:: Document segment ::
····················
Rube Goldberg Machines

Essays in Mormon Theology

Poem

Adam S. Miller. Rube Goldberg Machines: Essays in Mormon Theology.
Draper, Utah: Greg Kofford Books, 2012.

Philosopher Adam S. Miller, who teaches at Collin College in McKinney, Texas, and presently serves as director of the prestigious Mormon Theology Seminar, has written a small book that deserves big attention.

In his thoughtful preface, historian Richard L. Bushman asserts that “Adam Miller is the most original and provocative Latter-day Saint theologian practicing today” and that, like other philosophers and theologians, his writings reflect his possible doubt that his subject “can be reduced to a rational orderly system” (xi). But, for me, there is immense continuity to the book’s fourteen essays, each of which interfaces with the restored gospel in impressively universal terms—speaking not only in philosophical abstractions but also addressing everyday human concerns. It is clear that Miller got his initial scholarly training at Brigham Young University; he in fact credits particularly James E. Fauconer, Stephen E. Robinson, and Robert L. Millet. He also shares supportive utterances by a number of recent and present-day General Authorities—including President Ezra Taft Benson, President Boyd K. Packer, and Elder Bruce R. McConkie—that may further surprise you.
····················
:: Element and region listings ::
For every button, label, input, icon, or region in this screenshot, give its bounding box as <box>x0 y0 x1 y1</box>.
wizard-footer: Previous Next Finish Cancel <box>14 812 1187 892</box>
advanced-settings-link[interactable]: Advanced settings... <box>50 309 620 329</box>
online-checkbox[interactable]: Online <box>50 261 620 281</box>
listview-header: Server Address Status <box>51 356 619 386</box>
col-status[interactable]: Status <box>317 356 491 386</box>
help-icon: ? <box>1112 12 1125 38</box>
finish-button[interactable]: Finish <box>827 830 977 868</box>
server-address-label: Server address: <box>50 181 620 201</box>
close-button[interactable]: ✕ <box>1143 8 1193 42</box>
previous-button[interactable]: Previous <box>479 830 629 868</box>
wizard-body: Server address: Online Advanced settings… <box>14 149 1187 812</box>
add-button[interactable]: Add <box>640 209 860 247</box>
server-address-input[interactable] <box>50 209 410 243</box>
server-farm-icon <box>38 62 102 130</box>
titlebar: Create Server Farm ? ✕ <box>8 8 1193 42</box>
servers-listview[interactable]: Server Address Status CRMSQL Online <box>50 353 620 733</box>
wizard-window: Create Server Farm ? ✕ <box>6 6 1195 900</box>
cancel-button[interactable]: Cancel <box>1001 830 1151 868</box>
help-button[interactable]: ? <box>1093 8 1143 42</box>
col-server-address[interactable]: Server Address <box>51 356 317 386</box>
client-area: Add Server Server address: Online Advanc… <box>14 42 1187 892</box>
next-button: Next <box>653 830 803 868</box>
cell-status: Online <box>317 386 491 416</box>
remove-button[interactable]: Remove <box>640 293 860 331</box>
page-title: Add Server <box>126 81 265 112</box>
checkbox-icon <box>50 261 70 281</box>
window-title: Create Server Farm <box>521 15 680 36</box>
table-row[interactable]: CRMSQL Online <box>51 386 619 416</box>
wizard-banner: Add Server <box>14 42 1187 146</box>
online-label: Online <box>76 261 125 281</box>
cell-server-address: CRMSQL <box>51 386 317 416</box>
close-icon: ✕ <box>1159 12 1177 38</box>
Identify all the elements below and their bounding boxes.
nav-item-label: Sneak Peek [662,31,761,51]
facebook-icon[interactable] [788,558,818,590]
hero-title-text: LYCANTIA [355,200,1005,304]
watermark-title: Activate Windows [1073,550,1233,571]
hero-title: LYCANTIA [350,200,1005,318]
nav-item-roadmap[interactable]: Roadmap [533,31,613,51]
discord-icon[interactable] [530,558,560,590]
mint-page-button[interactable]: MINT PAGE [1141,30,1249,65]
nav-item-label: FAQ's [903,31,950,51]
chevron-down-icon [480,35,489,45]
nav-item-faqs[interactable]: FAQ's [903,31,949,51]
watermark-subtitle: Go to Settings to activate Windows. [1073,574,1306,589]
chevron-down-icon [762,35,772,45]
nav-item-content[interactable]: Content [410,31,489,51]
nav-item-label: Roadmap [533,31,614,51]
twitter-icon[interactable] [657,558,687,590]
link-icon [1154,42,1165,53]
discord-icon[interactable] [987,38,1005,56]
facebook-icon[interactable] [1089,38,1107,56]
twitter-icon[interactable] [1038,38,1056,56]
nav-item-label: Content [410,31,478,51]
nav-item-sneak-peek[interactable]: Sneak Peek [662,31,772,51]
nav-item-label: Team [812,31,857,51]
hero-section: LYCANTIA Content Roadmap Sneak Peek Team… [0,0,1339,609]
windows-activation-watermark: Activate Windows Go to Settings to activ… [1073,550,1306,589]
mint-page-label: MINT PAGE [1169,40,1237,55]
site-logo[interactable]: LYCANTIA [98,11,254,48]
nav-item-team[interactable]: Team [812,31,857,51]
····················
:: Prompt ::
In one to three sentences, explain why the writer of the book review finds "immense continuity" among the book's essays, as the review itself states. The rows are separate material from the book review.

:: Result below ::
The reviewer sees immense continuity because each of the fourteen essays engages the restored gospel in impressively universal terms. Each one speaks in philosophical abstractions and also addresses everyday human concerns.